-- Start of INPUT --
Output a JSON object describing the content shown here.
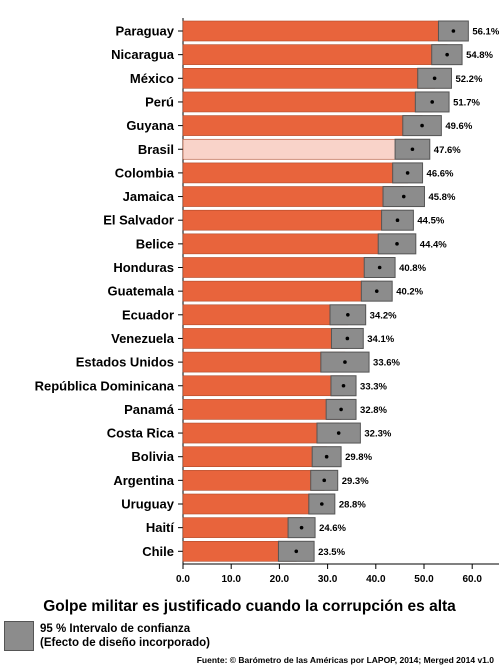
{
  "chart_data": {
    "type": "bar",
    "title": "Golpe militar es justificado cuando la corrupción es alta",
    "categories": [
      "Paraguay",
      "Nicaragua",
      "México",
      "Perú",
      "Guyana",
      "Brasil",
      "Colombia",
      "Jamaica",
      "El Salvador",
      "Belice",
      "Honduras",
      "Guatemala",
      "Ecuador",
      "Venezuela",
      "Estados Unidos",
      "República Dominicana",
      "Panamá",
      "Costa Rica",
      "Bolivia",
      "Argentina",
      "Uruguay",
      "Haití",
      "Chile"
    ],
    "values": [
      56.1,
      54.8,
      52.2,
      51.7,
      49.6,
      47.6,
      46.6,
      45.8,
      44.5,
      44.4,
      40.8,
      40.2,
      34.2,
      34.1,
      33.6,
      33.3,
      32.8,
      32.3,
      29.8,
      29.3,
      28.8,
      24.6,
      23.5
    ],
    "value_labels": [
      "56.1%",
      "54.8%",
      "52.2%",
      "51.7%",
      "49.6%",
      "47.6%",
      "46.6%",
      "45.8%",
      "44.5%",
      "44.4%",
      "40.8%",
      "40.2%",
      "34.2%",
      "34.1%",
      "33.6%",
      "33.3%",
      "32.8%",
      "32.3%",
      "29.8%",
      "29.3%",
      "28.8%",
      "24.6%",
      "23.5%"
    ],
    "ci_lower": [
      53.0,
      51.6,
      48.7,
      48.2,
      45.6,
      44.0,
      43.5,
      41.5,
      41.2,
      40.5,
      37.6,
      37.0,
      30.5,
      30.8,
      28.6,
      30.7,
      29.7,
      27.8,
      26.8,
      26.5,
      26.1,
      21.8,
      19.8
    ],
    "ci_upper": [
      59.2,
      57.9,
      55.7,
      55.2,
      53.6,
      51.2,
      49.7,
      50.1,
      47.8,
      48.3,
      44.0,
      43.4,
      37.9,
      37.4,
      38.6,
      35.9,
      35.9,
      36.8,
      32.8,
      32.1,
      31.5,
      27.4,
      27.2
    ],
    "highlight": "Brasil",
    "xlim": [
      0,
      65
    ],
    "xticks": [
      "0.0",
      "10.0",
      "20.0",
      "30.0",
      "40.0",
      "50.0",
      "60.0"
    ],
    "xtick_values": [
      0,
      10,
      20,
      30,
      40,
      50,
      60
    ],
    "grid": false,
    "colors": {
      "bar": "#e8643c",
      "highlight_bar": "#f9d3c9",
      "ci_box": "#8c8c8c",
      "ci_edge": "#555555",
      "point": "#000000"
    }
  },
  "legend": {
    "line1": "95 % Intervalo de confianza",
    "line2": "(Efecto de diseño incorporado)"
  },
  "source": "Fuente: © Barómetro de las Américas por LAPOP, 2014; Merged 2014 v1.0"
}
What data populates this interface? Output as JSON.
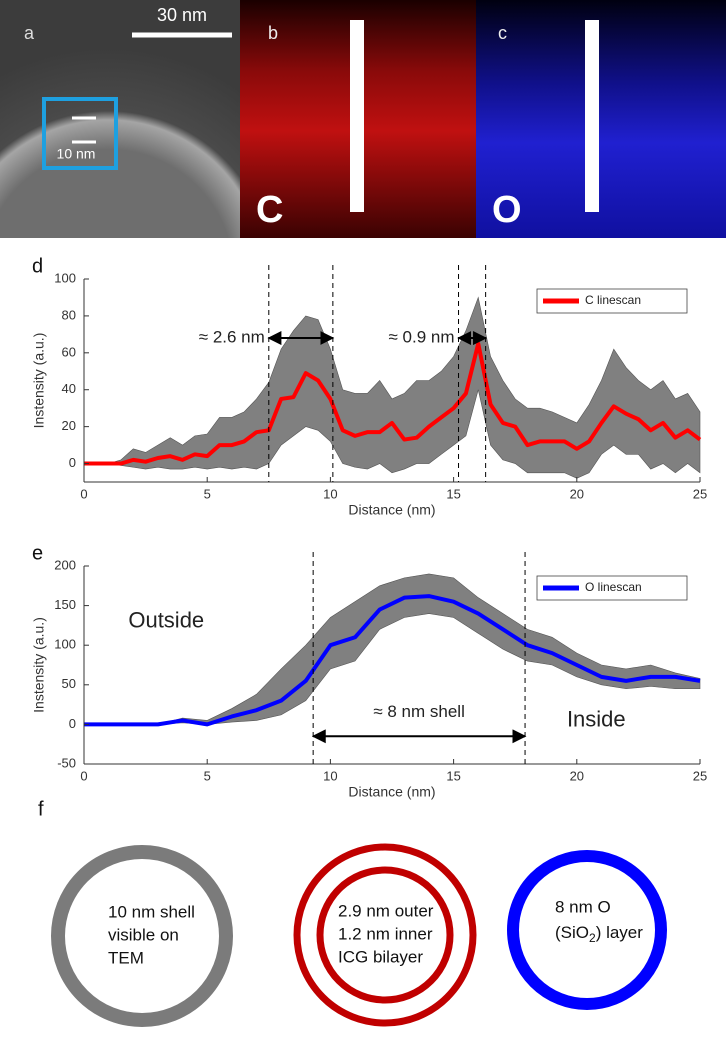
{
  "panels": [
    {
      "letter": "a",
      "scale_bar": "30 nm",
      "inset_bar": "10 nm"
    },
    {
      "letter": "b",
      "element": "C"
    },
    {
      "letter": "c",
      "element": "O"
    }
  ],
  "chart_data": [
    {
      "type": "line",
      "label": "d",
      "xlabel": "Distance (nm)",
      "ylabel": "Instensity (a.u.)",
      "xlim": [
        0,
        25
      ],
      "xticks": [
        0,
        5,
        10,
        15,
        20,
        25
      ],
      "ylim": [
        -10,
        100
      ],
      "yticks": [
        0,
        20,
        40,
        60,
        80,
        100
      ],
      "legend": "upper right",
      "x": [
        0,
        0.5,
        1,
        1.5,
        2,
        2.5,
        3,
        3.5,
        4,
        4.5,
        5,
        5.5,
        6,
        6.5,
        7,
        7.5,
        8,
        8.5,
        9,
        9.5,
        10,
        10.5,
        11,
        11.5,
        12,
        12.5,
        13,
        13.5,
        14,
        14.5,
        15,
        15.5,
        16,
        16.5,
        17,
        17.5,
        18,
        18.5,
        19,
        19.5,
        20,
        20.5,
        21,
        21.5,
        22,
        22.5,
        23,
        23.5,
        24,
        24.5,
        25
      ],
      "series": [
        {
          "name": "C linescan",
          "color": "#ff0000",
          "band_color": "#808080",
          "values": [
            0,
            0,
            0,
            0,
            2,
            1,
            3,
            4,
            2,
            5,
            4,
            10,
            10,
            12,
            17,
            18,
            35,
            36,
            49,
            45,
            35,
            18,
            15,
            17,
            17,
            22,
            13,
            14,
            20,
            25,
            30,
            38,
            65,
            32,
            22,
            20,
            10,
            12,
            12,
            12,
            8,
            12,
            22,
            31,
            27,
            24,
            18,
            22,
            14,
            18,
            13
          ],
          "upper": [
            0,
            0,
            0,
            2,
            8,
            6,
            10,
            14,
            10,
            15,
            16,
            25,
            25,
            28,
            35,
            44,
            62,
            72,
            80,
            78,
            62,
            40,
            38,
            38,
            45,
            35,
            38,
            45,
            45,
            50,
            58,
            72,
            90,
            58,
            45,
            35,
            30,
            30,
            28,
            25,
            22,
            32,
            45,
            62,
            52,
            45,
            40,
            45,
            35,
            38,
            28
          ],
          "lower": [
            0,
            0,
            0,
            -1,
            -2,
            -3,
            -2,
            -3,
            -3,
            -2,
            -3,
            -2,
            -3,
            -2,
            -3,
            0,
            10,
            15,
            20,
            18,
            12,
            0,
            -2,
            -3,
            0,
            -5,
            -3,
            0,
            0,
            5,
            10,
            15,
            40,
            10,
            2,
            0,
            -5,
            -5,
            -5,
            -5,
            -8,
            -5,
            5,
            10,
            5,
            5,
            -3,
            0,
            -5,
            0,
            -5
          ]
        }
      ],
      "vlines": [
        7.5,
        10.1,
        15.2,
        16.3
      ],
      "arrows": [
        {
          "text": "≈ 2.6 nm",
          "from": 7.5,
          "to": 10.1,
          "y": 68,
          "label": "left"
        },
        {
          "text": "≈ 0.9 nm",
          "from": 15.2,
          "to": 16.3,
          "y": 68,
          "label": "left"
        }
      ],
      "notes": []
    },
    {
      "type": "line",
      "label": "e",
      "xlabel": "Distance (nm)",
      "ylabel": "Instensity (a.u.)",
      "xlim": [
        0,
        25
      ],
      "xticks": [
        0,
        5,
        10,
        15,
        20,
        25
      ],
      "ylim": [
        -50,
        200
      ],
      "yticks": [
        -50,
        0,
        50,
        100,
        150,
        200
      ],
      "legend": "upper right",
      "x": [
        0,
        1,
        2,
        3,
        4,
        5,
        6,
        7,
        8,
        9,
        10,
        11,
        12,
        13,
        14,
        15,
        16,
        17,
        18,
        19,
        20,
        21,
        22,
        23,
        24,
        25
      ],
      "series": [
        {
          "name": "O linescan",
          "color": "#0000ff",
          "band_color": "#808080",
          "values": [
            0,
            0,
            0,
            0,
            5,
            0,
            10,
            18,
            30,
            55,
            100,
            110,
            145,
            160,
            162,
            155,
            140,
            120,
            100,
            90,
            75,
            60,
            55,
            60,
            60,
            55
          ],
          "upper": [
            0,
            0,
            0,
            0,
            8,
            5,
            20,
            38,
            70,
            100,
            135,
            155,
            175,
            185,
            190,
            185,
            160,
            140,
            120,
            110,
            90,
            75,
            70,
            75,
            65,
            58
          ],
          "lower": [
            0,
            0,
            0,
            0,
            2,
            0,
            3,
            5,
            12,
            30,
            70,
            80,
            120,
            135,
            140,
            135,
            115,
            95,
            80,
            75,
            60,
            50,
            45,
            48,
            45,
            45
          ]
        }
      ],
      "vlines": [
        9.3,
        17.9
      ],
      "arrows": [
        {
          "text": "≈ 8 nm shell",
          "from": 9.3,
          "to": 17.9,
          "y": -15,
          "label": "above"
        }
      ],
      "notes": [
        {
          "text": "Outside",
          "x": 1.8,
          "y": 130
        },
        {
          "text": "Inside",
          "x": 19.6,
          "y": 5
        }
      ]
    }
  ],
  "diagram": {
    "label": "f",
    "rings": [
      {
        "lines": [
          "10 nm shell",
          "visible on",
          "TEM"
        ]
      },
      {
        "lines": [
          "2.9 nm outer",
          "1.2 nm inner",
          "ICG bilayer"
        ]
      },
      {
        "lines": [
          "8 nm O",
          "(SiO",
          "2",
          ") layer"
        ]
      }
    ]
  }
}
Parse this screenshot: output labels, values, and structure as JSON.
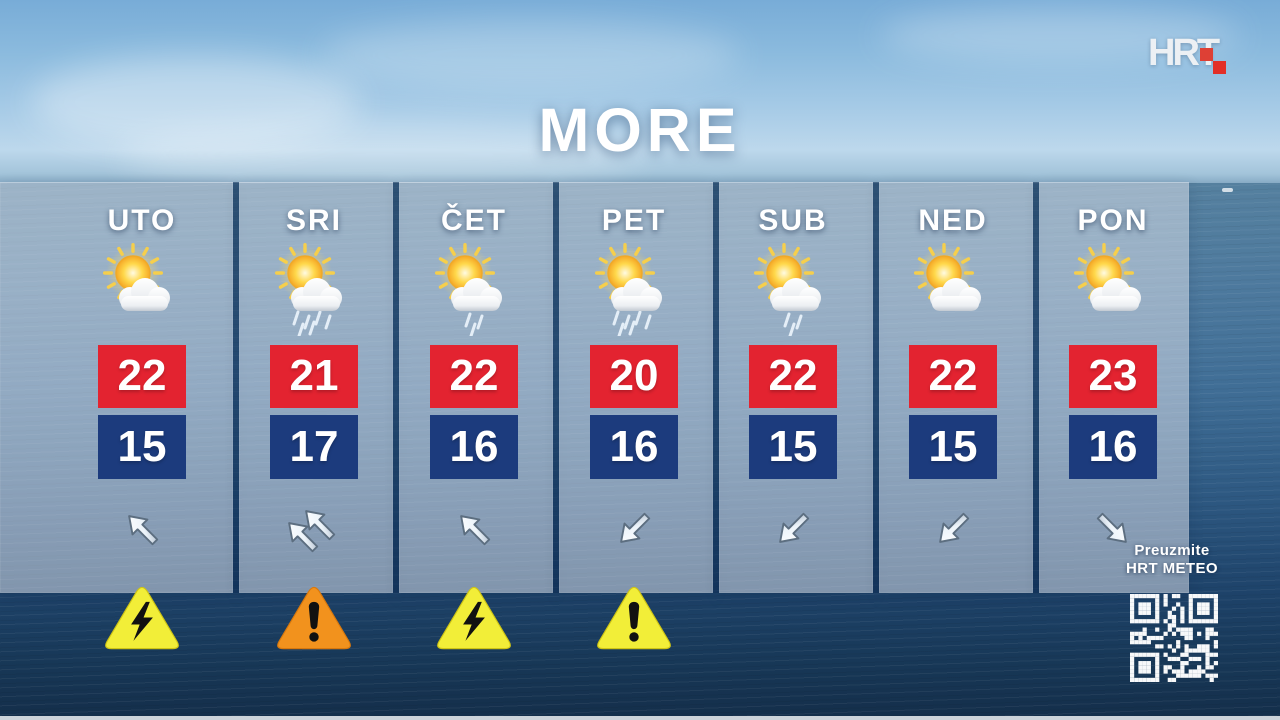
{
  "title": "MORE",
  "branding": {
    "logo_text": "HRT",
    "logo_square_color_1": "#e23a2c",
    "logo_square_color_2": "#e8281e"
  },
  "colors": {
    "high_box": "#e32330",
    "low_box": "#1c3b7d",
    "warning_yellow": "#f2ee38",
    "warning_orange": "#f2921d",
    "title_text": "#ffffff"
  },
  "promo": {
    "line1": "Preuzmite",
    "line2": "HRT METEO",
    "qr_icon": "qr-code"
  },
  "days": [
    {
      "label": "UTO",
      "icon": "sun-cloud",
      "high": "22",
      "low": "15",
      "wind": {
        "direction": "NW",
        "arrows": 1
      },
      "warning": {
        "type": "thunderstorm",
        "color": "yellow"
      }
    },
    {
      "label": "SRI",
      "icon": "sun-cloud-rain-heavy",
      "high": "21",
      "low": "17",
      "wind": {
        "direction": "NW",
        "arrows": 2
      },
      "warning": {
        "type": "alert",
        "color": "orange"
      }
    },
    {
      "label": "ČET",
      "icon": "sun-cloud-rain-light",
      "high": "22",
      "low": "16",
      "wind": {
        "direction": "NW",
        "arrows": 1
      },
      "warning": {
        "type": "thunderstorm",
        "color": "yellow"
      }
    },
    {
      "label": "PET",
      "icon": "sun-cloud-rain-heavy",
      "high": "20",
      "low": "16",
      "wind": {
        "direction": "SW",
        "arrows": 1
      },
      "warning": {
        "type": "alert",
        "color": "yellow"
      }
    },
    {
      "label": "SUB",
      "icon": "sun-cloud-rain-light",
      "high": "22",
      "low": "15",
      "wind": {
        "direction": "SW",
        "arrows": 1
      },
      "warning": null
    },
    {
      "label": "NED",
      "icon": "sun-cloud",
      "high": "22",
      "low": "15",
      "wind": {
        "direction": "SW",
        "arrows": 1
      },
      "warning": null
    },
    {
      "label": "PON",
      "icon": "sun-cloud",
      "high": "23",
      "low": "16",
      "wind": {
        "direction": "SE",
        "arrows": 1
      },
      "warning": null
    }
  ]
}
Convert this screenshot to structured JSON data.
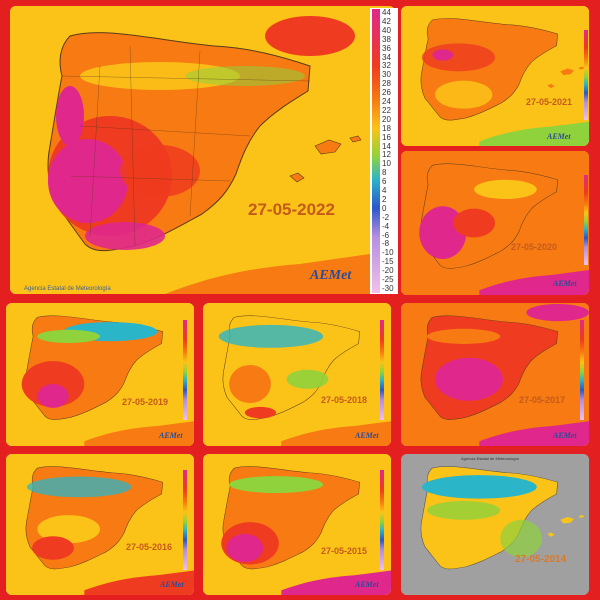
{
  "main": {
    "date": "27-05-2022",
    "agency": "Agencia Estatal de Meteorología",
    "logo": "AEMet"
  },
  "legend": {
    "ticks": [
      "44",
      "42",
      "40",
      "38",
      "36",
      "34",
      "32",
      "30",
      "28",
      "26",
      "24",
      "22",
      "20",
      "18",
      "16",
      "14",
      "12",
      "10",
      "8",
      "6",
      "4",
      "2",
      "0",
      "-2",
      "-4",
      "-6",
      "-8",
      "-10",
      "-15",
      "-20",
      "-25",
      "-30"
    ]
  },
  "colors": {
    "frame": "#e41f1f",
    "magenta": "#e0288c",
    "red": "#ef3b1f",
    "orange": "#f77a12",
    "yellow": "#fbc318",
    "green": "#8fd23c",
    "cyan": "#2bb5c8",
    "sea": "#c8c8c8"
  },
  "panels": [
    {
      "date": "27-05-2021",
      "logo": "AEMet"
    },
    {
      "date": "27-05-2020",
      "logo": "AEMet"
    },
    {
      "date": "27-05-2019",
      "logo": "AEMet"
    },
    {
      "date": "27-05-2018",
      "logo": "AEMet"
    },
    {
      "date": "27-05-2017",
      "logo": "AEMet"
    },
    {
      "date": "27-05-2016",
      "logo": "AEMet"
    },
    {
      "date": "27-05-2015",
      "logo": "AEMet"
    },
    {
      "date": "27-05-2014",
      "agency": "Agencia Estatal de Meteorología"
    }
  ]
}
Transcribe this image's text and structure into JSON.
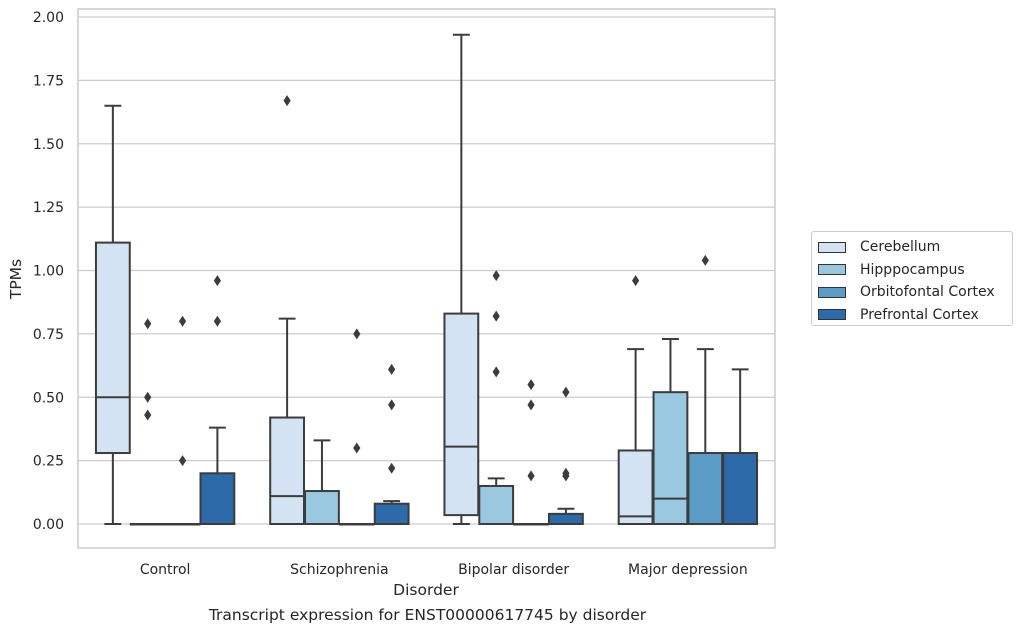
{
  "chart_data": {
    "type": "box",
    "title": "",
    "caption": "Transcript expression for ENST00000617745 by disorder",
    "xlabel": "Disorder",
    "ylabel": "TPMs",
    "ylim": [
      -0.095,
      2.03
    ],
    "yticks": [
      "0.00",
      "0.25",
      "0.50",
      "0.75",
      "1.00",
      "1.25",
      "1.50",
      "1.75",
      "2.00"
    ],
    "ytick_values": [
      0,
      0.25,
      0.5,
      0.75,
      1.0,
      1.25,
      1.5,
      1.75,
      2.0
    ],
    "grid": "horizontal",
    "legend_position": "right",
    "categories": [
      "Control",
      "Schizophrenia",
      "Bipolar disorder",
      "Major depression"
    ],
    "series": [
      {
        "name": "Cerebellum",
        "color": "#d3e3f3",
        "boxes": [
          {
            "min": 0.0,
            "q1": 0.28,
            "median": 0.5,
            "q3": 1.11,
            "max": 1.65,
            "outliers": []
          },
          {
            "min": 0.0,
            "q1": 0.0,
            "median": 0.11,
            "q3": 0.42,
            "max": 0.81,
            "outliers": [
              1.67
            ]
          },
          {
            "min": 0.0,
            "q1": 0.035,
            "median": 0.305,
            "q3": 0.83,
            "max": 1.93,
            "outliers": []
          },
          {
            "min": 0.0,
            "q1": 0.0,
            "median": 0.03,
            "q3": 0.29,
            "max": 0.69,
            "outliers": [
              0.96
            ]
          }
        ]
      },
      {
        "name": "Hipppocampus",
        "color": "#9ac8e0",
        "boxes": [
          {
            "min": 0.0,
            "q1": 0.0,
            "median": 0.0,
            "q3": 0.0,
            "max": 0.0,
            "outliers": [
              0.79,
              0.5,
              0.43
            ]
          },
          {
            "min": 0.0,
            "q1": 0.0,
            "median": 0.0,
            "q3": 0.13,
            "max": 0.33,
            "outliers": []
          },
          {
            "min": 0.0,
            "q1": 0.0,
            "median": 0.0,
            "q3": 0.15,
            "max": 0.18,
            "outliers": [
              0.98,
              0.82,
              0.6
            ]
          },
          {
            "min": 0.0,
            "q1": 0.0,
            "median": 0.1,
            "q3": 0.52,
            "max": 0.73,
            "outliers": []
          }
        ]
      },
      {
        "name": "Orbitofontal Cortex",
        "color": "#5a9cc6",
        "boxes": [
          {
            "min": 0.0,
            "q1": 0.0,
            "median": 0.0,
            "q3": 0.0,
            "max": 0.0,
            "outliers": [
              0.8,
              0.25
            ]
          },
          {
            "min": 0.0,
            "q1": 0.0,
            "median": 0.0,
            "q3": 0.0,
            "max": 0.0,
            "outliers": [
              0.75,
              0.3
            ]
          },
          {
            "min": 0.0,
            "q1": 0.0,
            "median": 0.0,
            "q3": 0.0,
            "max": 0.0,
            "outliers": [
              0.55,
              0.47,
              0.19
            ]
          },
          {
            "min": 0.0,
            "q1": 0.0,
            "median": 0.0,
            "q3": 0.28,
            "max": 0.69,
            "outliers": [
              1.04
            ]
          }
        ]
      },
      {
        "name": "Prefrontal Cortex",
        "color": "#2c6aa9",
        "boxes": [
          {
            "min": 0.0,
            "q1": 0.0,
            "median": 0.0,
            "q3": 0.2,
            "max": 0.38,
            "outliers": [
              0.96,
              0.8
            ]
          },
          {
            "min": 0.0,
            "q1": 0.0,
            "median": 0.0,
            "q3": 0.08,
            "max": 0.09,
            "outliers": [
              0.61,
              0.47,
              0.22
            ]
          },
          {
            "min": 0.0,
            "q1": 0.0,
            "median": 0.0,
            "q3": 0.04,
            "max": 0.06,
            "outliers": [
              0.52,
              0.2,
              0.19
            ]
          },
          {
            "min": 0.0,
            "q1": 0.0,
            "median": 0.0,
            "q3": 0.28,
            "max": 0.61,
            "outliers": []
          }
        ]
      }
    ]
  }
}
-- End of INPUT --
**WORK INSTRUCTIONS**
Only lines that contain the word "JSON" are wanted; copy each of them.

**TASK ANSWER**
Output a JSON object describing the content shown here.
What data populates this interface? Output as JSON.
Parse this screenshot: output labels, values, and structure as JSON.
Convert this screenshot to structured JSON data.
Transcribe this image's text and structure into JSON.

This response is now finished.